Objective
Below is a block of records; return all of them exactly, but without the images.

Saved entries
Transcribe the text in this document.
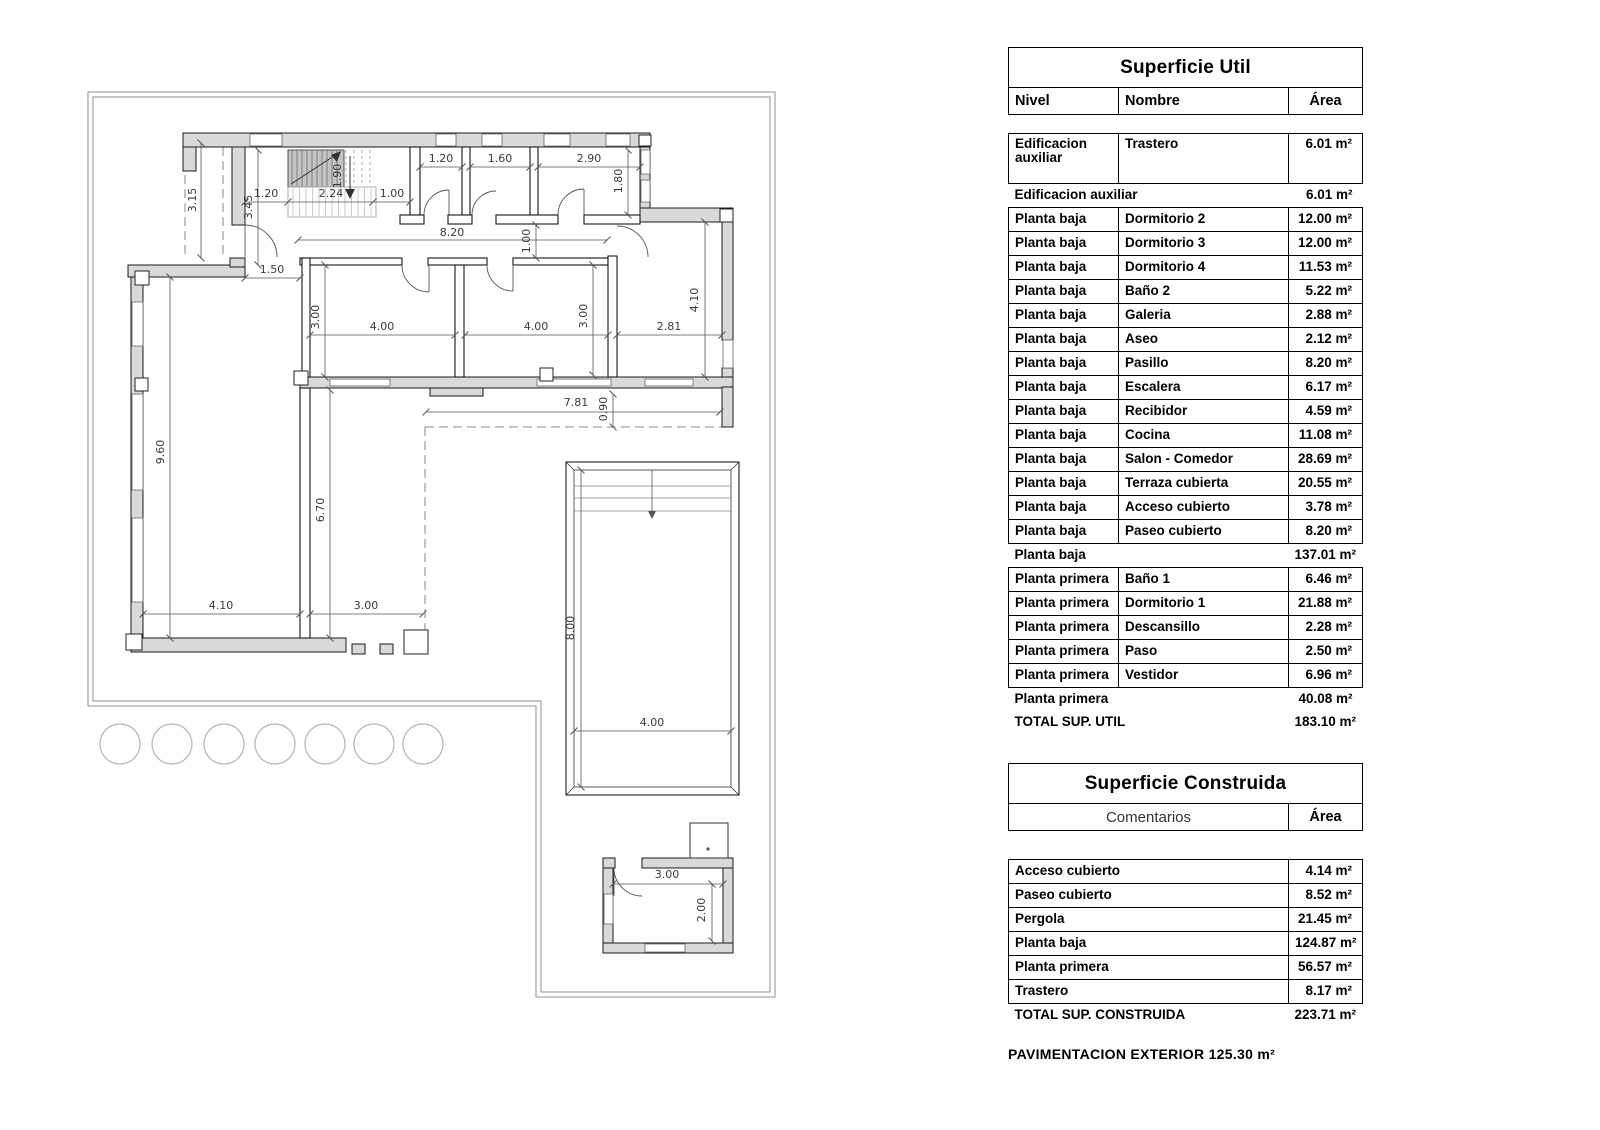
3.15	1.20	2.24
1.90
1.00
3.45
1.20	1.60	2.90
1.80
8.20	1.00
1.50
3.00	4.00	4.00	3.00	2.81
4.10
9.60
6.70
4.10	3.00
7.81 0.90
8.00
4.00
3.00
2.00
Superficie Util
Nivel	Nombre	Área
Edificacion auxiliar	Trastero	6.01 m²
Edificacion auxiliar		6.01 m²
Planta baja	Dormitorio 2	12.00 m²
Planta baja	Dormitorio 3	12.00 m²
Planta baja	Dormitorio 4	11.53 m²
Planta baja	Baño 2	5.22 m²
Planta baja	Galeria	2.88 m²
Planta baja	Aseo	2.12 m²
Planta baja	Pasillo	8.20 m²
Planta baja	Escalera	6.17 m²
Planta baja	Recibidor	4.59 m²
Planta baja	Cocina	11.08 m²
Planta baja	Salon - Comedor	28.69 m²
Planta baja	Terraza cubierta	20.55 m²
Planta baja	Acceso cubierto	3.78 m²
Planta baja	Paseo cubierto	8.20 m²
Planta baja		137.01 m²
Planta primera	Baño 1	6.46 m²
Planta primera	Dormitorio 1	21.88 m²
Planta primera	Descansillo	2.28 m²
Planta primera	Paso	2.50 m²
Planta primera	Vestidor	6.96 m²
Planta primera		40.08 m²
TOTAL SUP. UTIL		183.10 m²
Superficie Construida
Comentarios	Área
Acceso cubierto	4.14 m²
Paseo cubierto	8.52 m²
Pergola	21.45 m²
Planta baja	124.87 m²
Planta primera	56.57 m²
Trastero	8.17 m²
TOTAL SUP. CONSTRUIDA	223.71 m²
PAVIMENTACION EXTERIOR 125.30 m²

Task output
Transcribe the text in this document.
3.15	1.20	2.24
1.90
1.00
3.45
1.20	1.60	2.90
1.80
8.20	1.00
1.50
3.00	4.00	4.00	3.00	2.81
4.10
9.60
6.70
4.10	3.00
7.81 0.90
8.00
4.00
3.00
2.00
Superficie Util
Nivel	Nombre	Área
Edificacion auxiliar	Trastero	6.01 m²
Edificacion auxiliar		6.01 m²
Planta baja	Dormitorio 2	12.00 m²
Planta baja	Dormitorio 3	12.00 m²
Planta baja	Dormitorio 4	11.53 m²
Planta baja	Baño 2	5.22 m²
Planta baja	Galeria	2.88 m²
Planta baja	Aseo	2.12 m²
Planta baja	Pasillo	8.20 m²
Planta baja	Escalera	6.17 m²
Planta baja	Recibidor	4.59 m²
Planta baja	Cocina	11.08 m²
Planta baja	Salon - Comedor	28.69 m²
Planta baja	Terraza cubierta	20.55 m²
Planta baja	Acceso cubierto	3.78 m²
Planta baja	Paseo cubierto	8.20 m²
Planta baja		137.01 m²
Planta primera	Baño 1	6.46 m²
Planta primera	Dormitorio 1	21.88 m²
Planta primera	Descansillo	2.28 m²
Planta primera	Paso	2.50 m²
Planta primera	Vestidor	6.96 m²
Planta primera		40.08 m²
TOTAL SUP. UTIL		183.10 m²
Superficie Construida
Comentarios	Área
Acceso cubierto	4.14 m²
Paseo cubierto	8.52 m²
Pergola	21.45 m²
Planta baja	124.87 m²
Planta primera	56.57 m²
Trastero	8.17 m²
TOTAL SUP. CONSTRUIDA	223.71 m²
PAVIMENTACION EXTERIOR 125.30 m²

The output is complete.